(Task to complete) Reproduce every line of the entries below, replacing "point-comparable" with "point-peer" wherever it occurs and leaving everything else unchanged.
•••••
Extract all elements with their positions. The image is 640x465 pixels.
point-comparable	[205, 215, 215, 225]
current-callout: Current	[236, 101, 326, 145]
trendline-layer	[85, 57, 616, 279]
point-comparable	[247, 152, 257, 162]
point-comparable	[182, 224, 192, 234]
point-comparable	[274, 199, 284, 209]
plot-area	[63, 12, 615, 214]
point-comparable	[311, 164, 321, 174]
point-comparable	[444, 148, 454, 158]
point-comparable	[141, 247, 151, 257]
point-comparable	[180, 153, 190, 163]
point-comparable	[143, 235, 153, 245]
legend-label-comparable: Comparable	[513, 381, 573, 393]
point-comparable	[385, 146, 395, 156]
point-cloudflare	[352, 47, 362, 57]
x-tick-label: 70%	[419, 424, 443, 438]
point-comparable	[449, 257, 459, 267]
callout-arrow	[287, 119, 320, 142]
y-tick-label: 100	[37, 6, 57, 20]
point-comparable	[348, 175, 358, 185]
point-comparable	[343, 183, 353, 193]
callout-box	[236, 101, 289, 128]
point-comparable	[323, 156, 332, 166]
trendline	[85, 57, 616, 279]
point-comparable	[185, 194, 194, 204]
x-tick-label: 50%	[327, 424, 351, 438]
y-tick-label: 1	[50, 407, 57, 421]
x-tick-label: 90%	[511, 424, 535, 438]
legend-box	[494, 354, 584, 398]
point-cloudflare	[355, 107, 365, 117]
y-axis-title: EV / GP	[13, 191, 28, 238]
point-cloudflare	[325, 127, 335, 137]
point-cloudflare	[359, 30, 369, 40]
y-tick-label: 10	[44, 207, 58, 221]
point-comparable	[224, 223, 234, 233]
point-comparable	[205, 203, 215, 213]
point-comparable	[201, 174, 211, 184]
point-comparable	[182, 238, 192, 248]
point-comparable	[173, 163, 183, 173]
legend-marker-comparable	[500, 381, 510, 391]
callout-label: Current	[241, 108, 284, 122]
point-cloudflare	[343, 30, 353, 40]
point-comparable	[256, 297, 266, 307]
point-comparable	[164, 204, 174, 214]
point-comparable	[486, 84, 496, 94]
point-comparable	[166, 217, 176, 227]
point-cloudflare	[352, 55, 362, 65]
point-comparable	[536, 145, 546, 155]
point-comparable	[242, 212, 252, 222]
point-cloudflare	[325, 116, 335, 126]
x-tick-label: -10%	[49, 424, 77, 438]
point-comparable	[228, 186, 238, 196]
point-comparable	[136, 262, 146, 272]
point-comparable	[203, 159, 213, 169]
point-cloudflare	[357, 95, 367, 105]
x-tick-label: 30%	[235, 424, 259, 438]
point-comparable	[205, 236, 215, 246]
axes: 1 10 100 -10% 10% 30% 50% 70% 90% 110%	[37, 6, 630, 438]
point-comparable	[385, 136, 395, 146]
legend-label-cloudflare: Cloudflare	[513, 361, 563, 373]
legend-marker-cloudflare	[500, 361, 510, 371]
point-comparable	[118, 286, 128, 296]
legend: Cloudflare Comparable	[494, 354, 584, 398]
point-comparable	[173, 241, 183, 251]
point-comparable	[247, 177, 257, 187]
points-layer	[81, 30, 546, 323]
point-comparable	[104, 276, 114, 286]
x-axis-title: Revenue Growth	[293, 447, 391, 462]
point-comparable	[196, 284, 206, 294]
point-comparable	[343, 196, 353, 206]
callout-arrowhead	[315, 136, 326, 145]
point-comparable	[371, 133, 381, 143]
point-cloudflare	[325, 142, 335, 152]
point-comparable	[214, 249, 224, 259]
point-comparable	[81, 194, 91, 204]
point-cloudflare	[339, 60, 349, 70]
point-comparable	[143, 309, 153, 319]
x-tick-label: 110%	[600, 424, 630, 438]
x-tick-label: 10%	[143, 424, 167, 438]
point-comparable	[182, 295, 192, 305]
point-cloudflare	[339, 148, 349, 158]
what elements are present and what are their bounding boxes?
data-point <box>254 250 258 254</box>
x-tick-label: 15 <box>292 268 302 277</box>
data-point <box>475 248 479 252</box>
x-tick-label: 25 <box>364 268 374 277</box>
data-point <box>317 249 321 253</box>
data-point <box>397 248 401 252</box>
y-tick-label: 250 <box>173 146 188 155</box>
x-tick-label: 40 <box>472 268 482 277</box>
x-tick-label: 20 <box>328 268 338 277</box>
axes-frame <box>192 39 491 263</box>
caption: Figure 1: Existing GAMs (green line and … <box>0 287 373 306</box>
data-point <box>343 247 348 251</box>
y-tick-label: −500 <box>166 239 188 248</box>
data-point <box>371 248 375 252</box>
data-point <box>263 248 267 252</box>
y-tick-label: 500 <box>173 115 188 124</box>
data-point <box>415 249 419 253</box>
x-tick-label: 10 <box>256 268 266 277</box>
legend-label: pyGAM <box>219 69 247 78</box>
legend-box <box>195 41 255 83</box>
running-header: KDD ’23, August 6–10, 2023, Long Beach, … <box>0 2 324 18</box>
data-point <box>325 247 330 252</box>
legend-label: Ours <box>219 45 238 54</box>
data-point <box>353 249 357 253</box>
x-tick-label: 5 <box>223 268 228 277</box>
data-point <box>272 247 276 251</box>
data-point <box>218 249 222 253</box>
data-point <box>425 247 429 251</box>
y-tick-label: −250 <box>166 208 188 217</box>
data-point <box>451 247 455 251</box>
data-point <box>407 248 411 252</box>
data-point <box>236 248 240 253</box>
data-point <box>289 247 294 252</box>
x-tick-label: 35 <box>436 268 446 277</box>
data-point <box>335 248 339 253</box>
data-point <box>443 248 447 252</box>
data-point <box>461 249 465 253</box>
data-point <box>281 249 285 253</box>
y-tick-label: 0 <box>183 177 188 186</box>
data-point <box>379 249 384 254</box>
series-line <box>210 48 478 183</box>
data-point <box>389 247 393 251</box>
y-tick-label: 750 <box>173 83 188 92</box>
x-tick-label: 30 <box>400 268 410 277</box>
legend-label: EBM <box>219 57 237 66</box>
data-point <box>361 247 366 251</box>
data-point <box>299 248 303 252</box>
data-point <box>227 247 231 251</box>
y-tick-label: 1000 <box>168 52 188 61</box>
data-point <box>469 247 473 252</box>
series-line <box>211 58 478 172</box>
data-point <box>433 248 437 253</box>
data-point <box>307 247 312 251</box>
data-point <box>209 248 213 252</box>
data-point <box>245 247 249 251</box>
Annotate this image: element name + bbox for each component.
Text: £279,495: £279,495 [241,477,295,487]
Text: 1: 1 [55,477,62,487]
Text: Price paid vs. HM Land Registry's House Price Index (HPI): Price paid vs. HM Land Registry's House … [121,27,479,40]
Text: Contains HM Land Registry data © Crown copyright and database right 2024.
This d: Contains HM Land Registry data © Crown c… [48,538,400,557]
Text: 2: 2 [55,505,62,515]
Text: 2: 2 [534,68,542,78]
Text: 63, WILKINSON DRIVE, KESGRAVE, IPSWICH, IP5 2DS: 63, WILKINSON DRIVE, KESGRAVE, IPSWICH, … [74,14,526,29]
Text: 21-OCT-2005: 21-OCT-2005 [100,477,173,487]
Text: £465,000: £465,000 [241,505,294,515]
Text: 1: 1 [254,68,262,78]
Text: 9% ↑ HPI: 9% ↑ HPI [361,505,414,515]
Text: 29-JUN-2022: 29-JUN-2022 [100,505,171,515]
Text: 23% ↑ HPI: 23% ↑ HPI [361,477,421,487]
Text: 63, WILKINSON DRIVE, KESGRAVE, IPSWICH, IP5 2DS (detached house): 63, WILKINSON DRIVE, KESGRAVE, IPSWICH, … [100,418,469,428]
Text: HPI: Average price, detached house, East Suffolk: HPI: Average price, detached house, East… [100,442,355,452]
•••••
(Answer to the task)
Extract all elements with their positions. The image is 640x465 pixels.
point-peer	[205, 215, 215, 225]
current-callout: Current	[236, 101, 326, 145]
trendline-layer	[85, 57, 616, 279]
point-peer	[247, 152, 257, 162]
point-peer	[182, 224, 192, 234]
point-peer	[274, 199, 284, 209]
plot-area	[63, 12, 615, 214]
point-peer	[311, 164, 321, 174]
point-peer	[444, 148, 454, 158]
point-peer	[141, 247, 151, 257]
point-peer	[180, 153, 190, 163]
point-peer	[143, 235, 153, 245]
legend-label-comparable: Comparable	[513, 381, 573, 393]
point-peer	[385, 146, 395, 156]
point-cloudflare	[352, 47, 362, 57]
x-tick-label: 70%	[419, 424, 443, 438]
point-peer	[449, 257, 459, 267]
callout-arrow	[287, 119, 320, 142]
y-tick-label: 100	[37, 6, 57, 20]
point-peer	[348, 175, 358, 185]
point-peer	[343, 183, 353, 193]
callout-box	[236, 101, 289, 128]
point-peer	[323, 156, 332, 166]
trendline	[85, 57, 616, 279]
point-peer	[185, 194, 194, 204]
x-tick-label: 50%	[327, 424, 351, 438]
y-tick-label: 1	[50, 407, 57, 421]
x-tick-label: 90%	[511, 424, 535, 438]
legend-box	[494, 354, 584, 398]
point-cloudflare	[355, 107, 365, 117]
y-axis-title: EV / GP	[13, 191, 28, 238]
point-cloudflare	[325, 127, 335, 137]
point-cloudflare	[359, 30, 369, 40]
y-tick-label: 10	[44, 207, 58, 221]
point-peer	[224, 223, 234, 233]
point-peer	[205, 203, 215, 213]
point-peer	[201, 174, 211, 184]
point-peer	[182, 238, 192, 248]
point-peer	[173, 163, 183, 173]
legend-marker-comparable	[500, 381, 510, 391]
callout-label: Current	[241, 108, 284, 122]
point-cloudflare	[343, 30, 353, 40]
point-peer	[256, 297, 266, 307]
point-peer	[164, 204, 174, 214]
point-peer	[486, 84, 496, 94]
point-peer	[166, 217, 176, 227]
point-cloudflare	[352, 55, 362, 65]
point-peer	[536, 145, 546, 155]
point-peer	[242, 212, 252, 222]
point-cloudflare	[325, 116, 335, 126]
x-tick-label: -10%	[49, 424, 77, 438]
point-peer	[228, 186, 238, 196]
point-peer	[136, 262, 146, 272]
point-peer	[203, 159, 213, 169]
point-cloudflare	[357, 95, 367, 105]
x-tick-label: 30%	[235, 424, 259, 438]
point-peer	[205, 236, 215, 246]
axes: 1 10 100 -10% 10% 30% 50% 70% 90% 110%	[37, 6, 630, 438]
point-peer	[385, 136, 395, 146]
legend-label-cloudflare: Cloudflare	[513, 361, 563, 373]
legend-marker-cloudflare	[500, 361, 510, 371]
point-peer	[118, 286, 128, 296]
legend: Cloudflare Comparable	[494, 354, 584, 398]
point-peer	[173, 241, 183, 251]
point-peer	[247, 177, 257, 187]
points-layer	[81, 30, 546, 323]
point-peer	[104, 276, 114, 286]
x-axis-title: Revenue Growth	[293, 447, 391, 462]
point-peer	[196, 284, 206, 294]
point-peer	[343, 196, 353, 206]
callout-arrowhead	[315, 136, 326, 145]
point-peer	[371, 133, 381, 143]
point-cloudflare	[325, 142, 335, 152]
point-peer	[214, 249, 224, 259]
point-peer	[81, 194, 91, 204]
point-cloudflare	[339, 60, 349, 70]
point-peer	[143, 309, 153, 319]
x-tick-label: 110%	[600, 424, 630, 438]
x-tick-label: 10%	[143, 424, 167, 438]
point-peer	[182, 295, 192, 305]
point-cloudflare	[339, 148, 349, 158]
what elements are present and what are their bounding boxes?
data-point <box>254 250 258 254</box>
x-tick-label: 15 <box>292 268 302 277</box>
data-point <box>475 248 479 252</box>
x-tick-label: 25 <box>364 268 374 277</box>
data-point <box>317 249 321 253</box>
data-point <box>397 248 401 252</box>
y-tick-label: 250 <box>173 146 188 155</box>
x-tick-label: 40 <box>472 268 482 277</box>
x-tick-label: 20 <box>328 268 338 277</box>
axes-frame <box>192 39 491 263</box>
caption: Figure 1: Existing GAMs (green line and … <box>0 287 373 306</box>
data-point <box>343 247 348 251</box>
y-tick-label: −500 <box>166 239 188 248</box>
data-point <box>371 248 375 252</box>
data-point <box>263 248 267 252</box>
y-tick-label: 500 <box>173 115 188 124</box>
data-point <box>415 249 419 253</box>
x-tick-label: 10 <box>256 268 266 277</box>
legend-label: pyGAM <box>219 69 247 78</box>
legend-box <box>195 41 255 83</box>
running-header: KDD ’23, August 6–10, 2023, Long Beach, … <box>0 2 324 18</box>
data-point <box>325 247 330 252</box>
legend-label: Ours <box>219 45 238 54</box>
data-point <box>353 249 357 253</box>
x-tick-label: 5 <box>223 268 228 277</box>
data-point <box>272 247 276 251</box>
data-point <box>218 249 222 253</box>
data-point <box>425 247 429 251</box>
y-tick-label: −250 <box>166 208 188 217</box>
data-point <box>451 247 455 251</box>
data-point <box>407 248 411 252</box>
data-point <box>236 248 240 253</box>
data-point <box>289 247 294 252</box>
x-tick-label: 35 <box>436 268 446 277</box>
data-point <box>335 248 339 253</box>
data-point <box>443 248 447 252</box>
data-point <box>461 249 465 253</box>
data-point <box>281 249 285 253</box>
y-tick-label: 0 <box>183 177 188 186</box>
data-point <box>379 249 384 254</box>
series-line <box>210 48 478 183</box>
data-point <box>389 247 393 251</box>
y-tick-label: 750 <box>173 83 188 92</box>
x-tick-label: 30 <box>400 268 410 277</box>
legend-label: EBM <box>219 57 237 66</box>
data-point <box>361 247 366 251</box>
data-point <box>299 248 303 252</box>
data-point <box>227 247 231 251</box>
y-tick-label: 1000 <box>168 52 188 61</box>
data-point <box>469 247 473 252</box>
series-line <box>211 58 478 172</box>
data-point <box>433 248 437 253</box>
data-point <box>307 247 312 251</box>
data-point <box>209 248 213 252</box>
data-point <box>245 247 249 251</box>
Annotate this image: element name + bbox for each component.
Text: £279,495: £279,495 [241,477,295,487]
Text: 1: 1 [55,477,62,487]
Text: Price paid vs. HM Land Registry's House Price Index (HPI): Price paid vs. HM Land Registry's House … [121,27,479,40]
Text: Contains HM Land Registry data © Crown copyright and database right 2024.
This d: Contains HM Land Registry data © Crown c… [48,538,400,557]
Text: 2: 2 [55,505,62,515]
Text: 2: 2 [534,68,542,78]
Text: 63, WILKINSON DRIVE, KESGRAVE, IPSWICH, IP5 2DS: 63, WILKINSON DRIVE, KESGRAVE, IPSWICH, … [74,14,526,29]
Text: 21-OCT-2005: 21-OCT-2005 [100,477,173,487]
Text: £465,000: £465,000 [241,505,294,515]
Text: 1: 1 [254,68,262,78]
Text: 9% ↑ HPI: 9% ↑ HPI [361,505,414,515]
Text: 29-JUN-2022: 29-JUN-2022 [100,505,171,515]
Text: 23% ↑ HPI: 23% ↑ HPI [361,477,421,487]
Text: 63, WILKINSON DRIVE, KESGRAVE, IPSWICH, IP5 2DS (detached house): 63, WILKINSON DRIVE, KESGRAVE, IPSWICH, … [100,418,469,428]
Text: HPI: Average price, detached house, East Suffolk: HPI: Average price, detached house, East… [100,442,355,452]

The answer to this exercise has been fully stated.